— Begin Material provided —

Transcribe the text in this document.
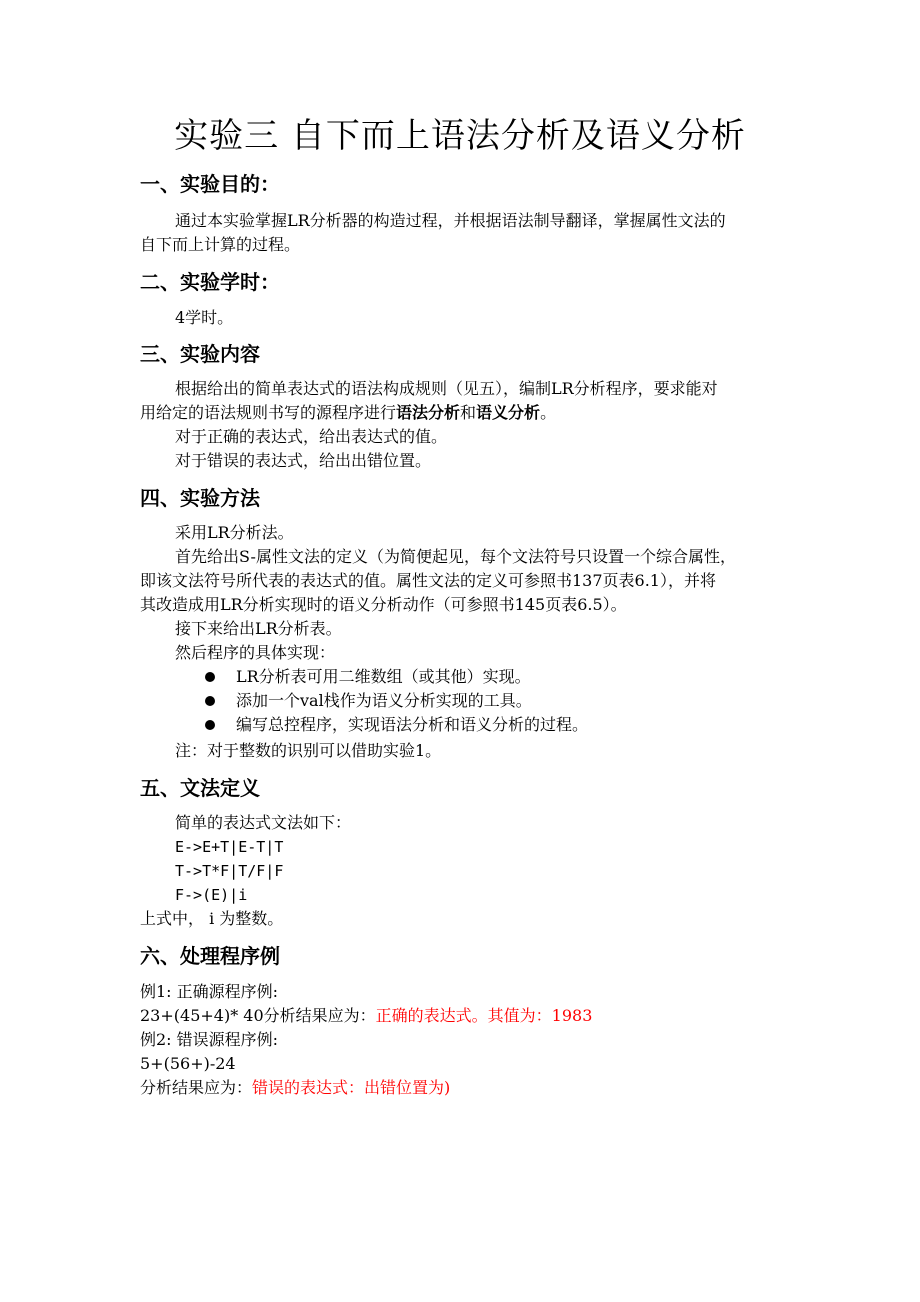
实验三 自下而上语法分析及语义分析
一、实验目的：
通过本实验掌握LR分析器的构造过程，并根据语法制导翻译，掌握属性文法的
自下而上计算的过程。
二、实验学时：
4学时。
三、实验内容
根据给出的简单表达式的语法构成规则（见五），编制LR分析程序，要求能对
用给定的语法规则书写的源程序进行语法分析和语义分析。
对于正确的表达式，给出表达式的值。
对于错误的表达式，给出出错位置。
四、实验方法
采用LR分析法。
首先给出S-属性文法的定义（为简便起见，每个文法符号只设置一个综合属性，
即该文法符号所代表的表达式的值。属性文法的定义可参照书137页表6.1），并将
其改造成用LR分析实现时的语义分析动作（可参照书145页表6.5）。
接下来给出LR分析表。
然后程序的具体实现：
LR分析表可用二维数组（或其他）实现。
添加一个val栈作为语义分析实现的工具。
编写总控程序，实现语法分析和语义分析的过程。
注：对于整数的识别可以借助实验1。
五、文法定义
简单的表达式文法如下：
E->E+T|E-T|T
T->T*F|T/F|F
F->(E)|i
上式中， i 为整数。
六、处理程序例
例1: 正确源程序例:
23+(45+4)* 40分析结果应为：正确的表达式。其值为：1983
例2: 错误源程序例:
5+(56+)-24
分析结果应为：错误的表达式：出错位置为)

— End Material provided —

Goal of the exercise:
Repeat all of the records verbatim, leaving out the pictures.

Exercise answer:
Transcribe the text in this document.
实验三 自下而上语法分析及语义分析
一、实验目的：
通过本实验掌握LR分析器的构造过程，并根据语法制导翻译，掌握属性文法的
自下而上计算的过程。
二、实验学时：
4学时。
三、实验内容
根据给出的简单表达式的语法构成规则（见五），编制LR分析程序，要求能对
用给定的语法规则书写的源程序进行语法分析和语义分析。
对于正确的表达式，给出表达式的值。
对于错误的表达式，给出出错位置。
四、实验方法
采用LR分析法。
首先给出S-属性文法的定义（为简便起见，每个文法符号只设置一个综合属性，
即该文法符号所代表的表达式的值。属性文法的定义可参照书137页表6.1），并将
其改造成用LR分析实现时的语义分析动作（可参照书145页表6.5）。
接下来给出LR分析表。
然后程序的具体实现：
LR分析表可用二维数组（或其他）实现。
添加一个val栈作为语义分析实现的工具。
编写总控程序，实现语法分析和语义分析的过程。
注：对于整数的识别可以借助实验1。
五、文法定义
简单的表达式文法如下：
E->E+T|E-T|T
T->T*F|T/F|F
F->(E)|i
上式中， i 为整数。
六、处理程序例
例1: 正确源程序例:
23+(45+4)* 40分析结果应为：正确的表达式。其值为：1983
例2: 错误源程序例:
5+(56+)-24
分析结果应为：错误的表达式：出错位置为)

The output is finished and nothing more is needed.